### Texto para leitura
......
O mesmo se passa possivelmente com fotos de armamento pesado, de origem soviética ou checa, apreendido ao PAIGC em data posterior a 1965 (por ex., foto nº 8).


O livro de 1970 mantém sensivelmente a mesma estrutura (3 partes, a saber:  1. No coração do Oio; 2. Sul; 3. Norte. Há, no entanto, novos episódios, nas partes 1 e 3).

3. Pergunta-se: A que é que os “censores” eram/são mais sensíveis, em tempo de guerra ?

Como é sabido, no Estado Novo,  os livros não eram sujeitos a censura prévia  (contrariamente à  imprensa escrita e ao teatro) mas podiam ser apreendidos depois de publicados,  tarefa essa que incumbia à PIDE (mais tarde DGS), com  mandados de busca às livrarias, tipografias e bibliotecas.


 Os censores, da Direcção de Serviços de Censura (por sua vez dependentes do Serviço Nacional de Informação) eram, conhecidos (e temidos) pelo famigerado "lápis azul”, com que cortavam textos (dos jornais ao teatro de revista), muitas vez cega e arbitrariamente… Alguns censores eram militares, e a sua formação muito heterogénea. 

Quanto aos critérios da censura, não eram de modo algum uniformes. Havia, contudo,  censores mais permissivos do que outros, conforme as regiões do país.  É bem possível que o Armor Pires Mota, pelo contrário,  tenha apanhado um censor de Coimbra para quem o tema da guerra era tabu…(Eu, que fui jornalista da imprensa regional, nessa época, sei do que falo).


Também é verdade que o tema da guerra estava ao rubro, em 1965, na sequência da atribuição, pela  Sociedade Portuguesa de Escritores, do  Grande Prémio de Novelística  ao escritor Luandino Vieira, pelo seu livro Luuanda. Recorde-se que Luandino Vieira (nascido em Vila Nova de Ourém, em 1935, radicado com os pais em Angola desde os três anos e militante do MPLA) cumpria, então, uma pena de 14 anos de prisão, no  Tarrafal,  sob a acusação de terrorismo.
......
### Exercício escrito
No texto sobre a censura no Estado Novo, a que entidade cabia apreender os livros depois de publicados? Os registos não têm qualquer relação com o texto.

### Uma sequência de registos
......
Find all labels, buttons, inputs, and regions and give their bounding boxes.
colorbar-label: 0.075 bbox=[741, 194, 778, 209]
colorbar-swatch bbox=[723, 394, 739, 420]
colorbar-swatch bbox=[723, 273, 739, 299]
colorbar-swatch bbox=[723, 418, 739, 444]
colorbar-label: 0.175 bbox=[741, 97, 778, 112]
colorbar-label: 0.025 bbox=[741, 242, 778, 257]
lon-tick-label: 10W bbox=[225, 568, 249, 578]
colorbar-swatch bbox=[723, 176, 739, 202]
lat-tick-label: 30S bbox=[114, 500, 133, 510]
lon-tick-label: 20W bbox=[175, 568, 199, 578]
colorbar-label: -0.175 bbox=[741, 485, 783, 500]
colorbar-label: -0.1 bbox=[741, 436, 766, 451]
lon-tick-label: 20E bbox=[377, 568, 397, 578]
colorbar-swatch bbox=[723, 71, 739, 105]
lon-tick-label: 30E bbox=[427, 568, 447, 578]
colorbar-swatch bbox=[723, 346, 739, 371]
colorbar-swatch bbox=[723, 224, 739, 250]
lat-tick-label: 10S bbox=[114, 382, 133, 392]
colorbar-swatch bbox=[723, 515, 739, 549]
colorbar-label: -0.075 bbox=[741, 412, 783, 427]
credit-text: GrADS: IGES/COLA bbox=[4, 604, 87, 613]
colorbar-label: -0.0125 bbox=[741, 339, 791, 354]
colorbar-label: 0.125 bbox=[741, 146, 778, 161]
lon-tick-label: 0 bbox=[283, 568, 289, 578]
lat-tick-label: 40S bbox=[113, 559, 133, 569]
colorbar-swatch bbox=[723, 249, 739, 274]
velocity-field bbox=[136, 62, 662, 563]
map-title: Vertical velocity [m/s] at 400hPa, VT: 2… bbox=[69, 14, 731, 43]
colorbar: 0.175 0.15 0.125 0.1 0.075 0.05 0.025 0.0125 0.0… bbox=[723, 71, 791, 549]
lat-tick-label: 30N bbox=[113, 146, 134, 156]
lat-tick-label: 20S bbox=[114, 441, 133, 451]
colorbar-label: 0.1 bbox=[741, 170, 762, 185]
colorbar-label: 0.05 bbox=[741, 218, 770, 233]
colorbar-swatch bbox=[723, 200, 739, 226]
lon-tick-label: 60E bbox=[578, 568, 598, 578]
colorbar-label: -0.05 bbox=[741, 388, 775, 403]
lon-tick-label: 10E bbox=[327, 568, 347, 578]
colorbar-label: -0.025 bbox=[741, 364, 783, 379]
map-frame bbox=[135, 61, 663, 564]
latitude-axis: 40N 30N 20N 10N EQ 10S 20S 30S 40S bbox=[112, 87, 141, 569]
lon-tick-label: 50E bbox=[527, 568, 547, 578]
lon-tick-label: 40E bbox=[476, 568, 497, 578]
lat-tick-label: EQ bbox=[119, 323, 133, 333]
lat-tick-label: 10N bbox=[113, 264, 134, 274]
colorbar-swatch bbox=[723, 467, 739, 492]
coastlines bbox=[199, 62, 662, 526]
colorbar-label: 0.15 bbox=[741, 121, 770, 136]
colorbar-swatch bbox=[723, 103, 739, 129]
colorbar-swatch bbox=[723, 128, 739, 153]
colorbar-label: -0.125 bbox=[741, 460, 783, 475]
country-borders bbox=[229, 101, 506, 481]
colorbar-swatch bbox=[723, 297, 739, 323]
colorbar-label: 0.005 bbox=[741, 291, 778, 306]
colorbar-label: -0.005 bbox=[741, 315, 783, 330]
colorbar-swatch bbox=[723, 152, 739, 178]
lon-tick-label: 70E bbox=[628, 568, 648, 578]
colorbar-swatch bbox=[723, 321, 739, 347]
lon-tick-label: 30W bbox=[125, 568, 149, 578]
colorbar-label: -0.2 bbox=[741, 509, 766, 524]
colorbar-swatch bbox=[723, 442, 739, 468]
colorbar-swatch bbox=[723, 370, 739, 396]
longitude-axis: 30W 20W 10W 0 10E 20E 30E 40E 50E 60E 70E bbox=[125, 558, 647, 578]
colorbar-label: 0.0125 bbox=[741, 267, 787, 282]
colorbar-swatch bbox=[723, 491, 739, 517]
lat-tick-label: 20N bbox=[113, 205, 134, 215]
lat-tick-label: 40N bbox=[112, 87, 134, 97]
......
### Resultado do exercício
Cabia à PIDE, mais tarde DGS.